(begin)
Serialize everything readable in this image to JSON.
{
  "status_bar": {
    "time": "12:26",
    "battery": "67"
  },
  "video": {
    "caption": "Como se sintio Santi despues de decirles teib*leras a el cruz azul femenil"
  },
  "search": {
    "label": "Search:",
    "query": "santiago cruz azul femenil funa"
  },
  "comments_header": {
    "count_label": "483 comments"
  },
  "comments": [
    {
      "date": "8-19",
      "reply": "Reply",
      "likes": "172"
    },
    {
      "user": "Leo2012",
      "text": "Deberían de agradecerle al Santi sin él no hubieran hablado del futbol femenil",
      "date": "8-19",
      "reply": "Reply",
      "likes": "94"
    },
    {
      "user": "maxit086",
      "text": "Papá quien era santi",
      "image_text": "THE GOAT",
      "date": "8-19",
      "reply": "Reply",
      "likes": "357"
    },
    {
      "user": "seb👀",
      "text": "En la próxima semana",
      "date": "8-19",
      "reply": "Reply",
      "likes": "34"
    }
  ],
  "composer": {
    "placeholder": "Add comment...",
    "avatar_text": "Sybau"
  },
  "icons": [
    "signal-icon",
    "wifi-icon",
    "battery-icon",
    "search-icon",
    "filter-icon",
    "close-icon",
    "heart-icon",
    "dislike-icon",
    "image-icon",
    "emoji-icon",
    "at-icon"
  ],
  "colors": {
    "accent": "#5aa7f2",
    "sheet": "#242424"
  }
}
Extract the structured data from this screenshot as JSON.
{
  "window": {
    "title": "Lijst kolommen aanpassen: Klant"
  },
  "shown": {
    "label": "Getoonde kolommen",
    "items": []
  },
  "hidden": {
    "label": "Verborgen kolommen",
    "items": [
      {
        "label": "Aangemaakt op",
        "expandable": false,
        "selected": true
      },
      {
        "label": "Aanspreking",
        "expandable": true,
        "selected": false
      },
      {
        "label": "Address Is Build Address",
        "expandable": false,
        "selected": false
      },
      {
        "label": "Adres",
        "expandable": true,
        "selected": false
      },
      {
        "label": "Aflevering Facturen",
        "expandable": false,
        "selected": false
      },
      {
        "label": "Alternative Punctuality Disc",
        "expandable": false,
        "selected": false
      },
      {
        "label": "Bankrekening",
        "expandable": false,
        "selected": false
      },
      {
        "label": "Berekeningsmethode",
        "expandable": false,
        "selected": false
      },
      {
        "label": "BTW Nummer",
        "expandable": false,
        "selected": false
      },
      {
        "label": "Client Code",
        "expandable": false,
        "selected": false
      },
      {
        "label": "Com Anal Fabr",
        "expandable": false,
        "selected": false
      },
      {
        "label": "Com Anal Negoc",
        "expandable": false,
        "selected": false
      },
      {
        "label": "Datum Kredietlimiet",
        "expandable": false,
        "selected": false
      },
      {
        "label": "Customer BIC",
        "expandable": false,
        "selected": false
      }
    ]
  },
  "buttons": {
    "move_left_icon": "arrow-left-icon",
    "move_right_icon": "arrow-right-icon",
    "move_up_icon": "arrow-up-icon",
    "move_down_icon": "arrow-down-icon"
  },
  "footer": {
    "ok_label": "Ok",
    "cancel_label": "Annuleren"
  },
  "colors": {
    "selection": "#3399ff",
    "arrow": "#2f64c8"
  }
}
(end)
GIVEN INSTRUCTION: Reproduce the material in full, with no word added or dropped.

EXERCISE RESPONSE:
Serialize everything readable in this image to JSON.
{
  "status_bar": {
    "time": "12:26",
    "battery": "67"
  },
  "video": {
    "caption": "Como se sintio Santi despues de decirles teib*leras a el cruz azul femenil"
  },
  "search": {
    "label": "Search:",
    "query": "santiago cruz azul femenil funa"
  },
  "comments_header": {
    "count_label": "483 comments"
  },
  "comments": [
    {
      "date": "8-19",
      "reply": "Reply",
      "likes": "172"
    },
    {
      "user": "Leo2012",
      "text": "Deberían de agradecerle al Santi sin él no hubieran hablado del futbol femenil",
      "date": "8-19",
      "reply": "Reply",
      "likes": "94"
    },
    {
      "user": "maxit086",
      "text": "Papá quien era santi",
      "image_text": "THE GOAT",
      "date": "8-19",
      "reply": "Reply",
      "likes": "357"
    },
    {
      "user": "seb👀",
      "text": "En la próxima semana",
      "date": "8-19",
      "reply": "Reply",
      "likes": "34"
    }
  ],
  "composer": {
    "placeholder": "Add comment...",
    "avatar_text": "Sybau"
  },
  "icons": [
    "signal-icon",
    "wifi-icon",
    "battery-icon",
    "search-icon",
    "filter-icon",
    "close-icon",
    "heart-icon",
    "dislike-icon",
    "image-icon",
    "emoji-icon",
    "at-icon"
  ],
  "colors": {
    "accent": "#5aa7f2",
    "sheet": "#242424"
  }
}
Extract the structured data from this screenshot as JSON.
{
  "window": {
    "title": "Lijst kolommen aanpassen: Klant"
  },
  "shown": {
    "label": "Getoonde kolommen",
    "items": []
  },
  "hidden": {
    "label": "Verborgen kolommen",
    "items": [
      {
        "label": "Aangemaakt op",
        "expandable": false,
        "selected": true
      },
      {
        "label": "Aanspreking",
        "expandable": true,
        "selected": false
      },
      {
        "label": "Address Is Build Address",
        "expandable": false,
        "selected": false
      },
      {
        "label": "Adres",
        "expandable": true,
        "selected": false
      },
      {
        "label": "Aflevering Facturen",
        "expandable": false,
        "selected": false
      },
      {
        "label": "Alternative Punctuality Disc",
        "expandable": false,
        "selected": false
      },
      {
        "label": "Bankrekening",
        "expandable": false,
        "selected": false
      },
      {
        "label": "Berekeningsmethode",
        "expandable": false,
        "selected": false
      },
      {
        "label": "BTW Nummer",
        "expandable": false,
        "selected": false
      },
      {
        "label": "Client Code",
        "expandable": false,
        "selected": false
      },
      {
        "label": "Com Anal Fabr",
        "expandable": false,
        "selected": false
      },
      {
        "label": "Com Anal Negoc",
        "expandable": false,
        "selected": false
      },
      {
        "label": "Datum Kredietlimiet",
        "expandable": false,
        "selected": false
      },
      {
        "label": "Customer BIC",
        "expandable": false,
        "selected": false
      }
    ]
  },
  "buttons": {
    "move_left_icon": "arrow-left-icon",
    "move_right_icon": "arrow-right-icon",
    "move_up_icon": "arrow-up-icon",
    "move_down_icon": "arrow-down-icon"
  },
  "footer": {
    "ok_label": "Ok",
    "cancel_label": "Annuleren"
  },
  "colors": {
    "selection": "#3399ff",
    "arrow": "#2f64c8"
  }
}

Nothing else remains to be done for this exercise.